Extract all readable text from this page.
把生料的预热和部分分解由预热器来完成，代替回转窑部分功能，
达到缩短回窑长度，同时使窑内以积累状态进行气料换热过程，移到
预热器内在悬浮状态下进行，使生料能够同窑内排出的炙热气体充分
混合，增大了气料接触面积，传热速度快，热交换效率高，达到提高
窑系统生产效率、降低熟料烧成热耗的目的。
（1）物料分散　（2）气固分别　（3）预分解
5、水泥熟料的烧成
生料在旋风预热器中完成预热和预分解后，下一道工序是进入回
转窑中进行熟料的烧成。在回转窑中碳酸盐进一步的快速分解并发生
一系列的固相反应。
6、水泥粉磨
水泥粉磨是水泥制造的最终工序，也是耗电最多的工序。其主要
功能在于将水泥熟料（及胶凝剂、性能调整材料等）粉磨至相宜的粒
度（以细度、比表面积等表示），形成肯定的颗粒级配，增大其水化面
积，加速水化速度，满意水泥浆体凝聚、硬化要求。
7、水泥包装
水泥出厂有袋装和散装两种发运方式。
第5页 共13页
◇ ◇ ◇
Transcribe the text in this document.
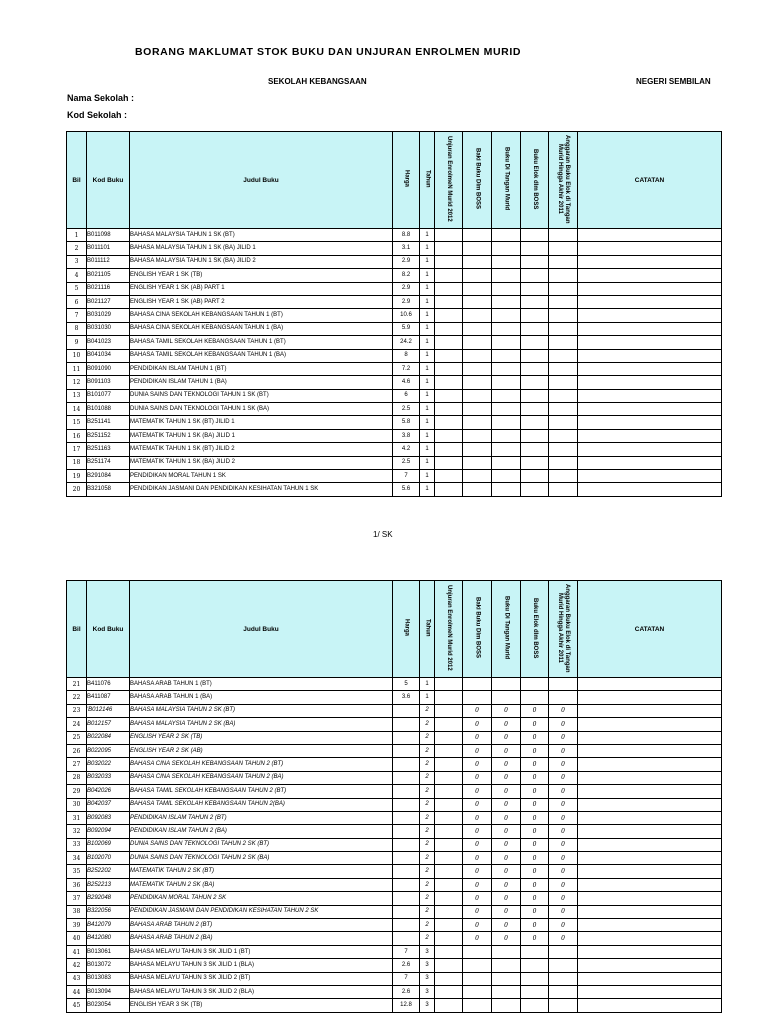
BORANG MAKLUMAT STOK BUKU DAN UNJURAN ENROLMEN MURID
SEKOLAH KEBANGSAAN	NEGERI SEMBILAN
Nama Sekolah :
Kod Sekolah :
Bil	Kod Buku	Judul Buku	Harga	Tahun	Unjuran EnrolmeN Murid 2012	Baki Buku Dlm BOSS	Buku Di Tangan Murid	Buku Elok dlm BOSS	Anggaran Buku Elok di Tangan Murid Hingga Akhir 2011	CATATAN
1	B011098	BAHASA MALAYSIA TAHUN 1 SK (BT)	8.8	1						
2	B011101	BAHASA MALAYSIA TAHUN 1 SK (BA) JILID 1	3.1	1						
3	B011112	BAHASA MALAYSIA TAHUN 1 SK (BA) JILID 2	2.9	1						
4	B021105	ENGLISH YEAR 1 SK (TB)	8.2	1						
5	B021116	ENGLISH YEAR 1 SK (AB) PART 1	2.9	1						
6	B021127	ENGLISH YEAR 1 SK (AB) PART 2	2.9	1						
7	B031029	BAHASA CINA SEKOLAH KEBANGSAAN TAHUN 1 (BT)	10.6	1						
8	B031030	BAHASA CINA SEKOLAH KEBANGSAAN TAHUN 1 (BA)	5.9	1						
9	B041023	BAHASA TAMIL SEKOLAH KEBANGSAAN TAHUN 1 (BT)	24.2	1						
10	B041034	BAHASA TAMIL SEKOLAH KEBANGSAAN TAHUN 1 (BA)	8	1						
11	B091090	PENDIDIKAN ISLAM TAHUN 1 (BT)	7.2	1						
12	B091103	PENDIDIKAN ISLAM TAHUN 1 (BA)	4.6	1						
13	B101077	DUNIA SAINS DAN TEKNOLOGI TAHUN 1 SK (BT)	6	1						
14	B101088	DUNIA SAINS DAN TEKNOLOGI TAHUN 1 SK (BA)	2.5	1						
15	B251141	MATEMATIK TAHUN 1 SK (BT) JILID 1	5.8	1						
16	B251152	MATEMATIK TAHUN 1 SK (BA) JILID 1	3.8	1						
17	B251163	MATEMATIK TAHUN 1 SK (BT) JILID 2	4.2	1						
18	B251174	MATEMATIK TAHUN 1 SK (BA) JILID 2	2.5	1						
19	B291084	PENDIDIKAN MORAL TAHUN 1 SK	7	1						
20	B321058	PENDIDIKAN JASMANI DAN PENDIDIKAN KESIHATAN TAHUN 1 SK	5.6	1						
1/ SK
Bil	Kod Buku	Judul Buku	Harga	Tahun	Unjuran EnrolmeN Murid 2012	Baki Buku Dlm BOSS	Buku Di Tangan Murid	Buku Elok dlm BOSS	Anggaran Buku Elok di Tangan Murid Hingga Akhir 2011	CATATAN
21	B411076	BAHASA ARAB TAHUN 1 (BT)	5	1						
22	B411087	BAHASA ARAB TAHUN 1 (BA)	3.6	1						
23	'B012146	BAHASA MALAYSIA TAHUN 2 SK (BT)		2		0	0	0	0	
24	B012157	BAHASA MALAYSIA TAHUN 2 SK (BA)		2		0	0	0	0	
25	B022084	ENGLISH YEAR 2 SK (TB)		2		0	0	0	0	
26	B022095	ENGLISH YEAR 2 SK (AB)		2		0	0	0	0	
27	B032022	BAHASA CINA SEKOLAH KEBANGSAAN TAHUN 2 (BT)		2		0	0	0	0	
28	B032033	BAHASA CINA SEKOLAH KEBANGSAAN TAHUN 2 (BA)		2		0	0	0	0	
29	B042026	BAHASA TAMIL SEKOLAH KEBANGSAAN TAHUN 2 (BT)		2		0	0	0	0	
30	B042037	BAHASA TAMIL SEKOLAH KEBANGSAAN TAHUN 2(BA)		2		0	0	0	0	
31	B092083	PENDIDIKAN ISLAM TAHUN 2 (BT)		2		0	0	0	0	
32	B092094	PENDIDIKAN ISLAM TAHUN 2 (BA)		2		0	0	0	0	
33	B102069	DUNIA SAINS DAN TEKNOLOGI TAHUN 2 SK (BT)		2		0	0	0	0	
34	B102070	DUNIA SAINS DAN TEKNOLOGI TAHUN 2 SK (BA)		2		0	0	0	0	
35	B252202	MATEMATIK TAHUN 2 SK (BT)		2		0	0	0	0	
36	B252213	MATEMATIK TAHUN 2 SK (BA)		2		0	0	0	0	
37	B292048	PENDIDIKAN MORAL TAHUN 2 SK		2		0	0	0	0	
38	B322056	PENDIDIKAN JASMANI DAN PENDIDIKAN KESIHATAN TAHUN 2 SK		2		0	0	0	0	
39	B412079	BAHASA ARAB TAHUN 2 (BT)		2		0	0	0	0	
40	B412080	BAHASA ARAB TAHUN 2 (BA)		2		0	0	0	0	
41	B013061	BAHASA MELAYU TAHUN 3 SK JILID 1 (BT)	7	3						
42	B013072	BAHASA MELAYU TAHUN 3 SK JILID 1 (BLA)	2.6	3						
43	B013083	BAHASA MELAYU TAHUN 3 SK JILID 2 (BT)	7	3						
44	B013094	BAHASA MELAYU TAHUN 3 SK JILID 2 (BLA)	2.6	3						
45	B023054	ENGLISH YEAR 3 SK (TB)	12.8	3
◇ ◇ ◇
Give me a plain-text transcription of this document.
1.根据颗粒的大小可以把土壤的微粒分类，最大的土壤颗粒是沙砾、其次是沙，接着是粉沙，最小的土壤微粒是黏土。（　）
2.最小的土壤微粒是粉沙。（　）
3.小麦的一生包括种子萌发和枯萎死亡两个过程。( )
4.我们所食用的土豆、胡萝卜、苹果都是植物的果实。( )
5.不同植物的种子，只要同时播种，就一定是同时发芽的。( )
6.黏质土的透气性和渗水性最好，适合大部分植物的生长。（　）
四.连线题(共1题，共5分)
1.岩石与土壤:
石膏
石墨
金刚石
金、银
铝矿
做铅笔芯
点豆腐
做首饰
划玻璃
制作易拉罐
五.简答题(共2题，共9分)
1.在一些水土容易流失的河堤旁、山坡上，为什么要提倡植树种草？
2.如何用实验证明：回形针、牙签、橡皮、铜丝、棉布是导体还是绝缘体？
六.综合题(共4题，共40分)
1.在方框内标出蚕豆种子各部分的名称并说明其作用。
◇ ◇ ◇
> **TASK DETAILS**
Determine how many lines contain the word "YEAR" and reply with that number alone.

> **ANSWER TO THIS EXERCISE**
6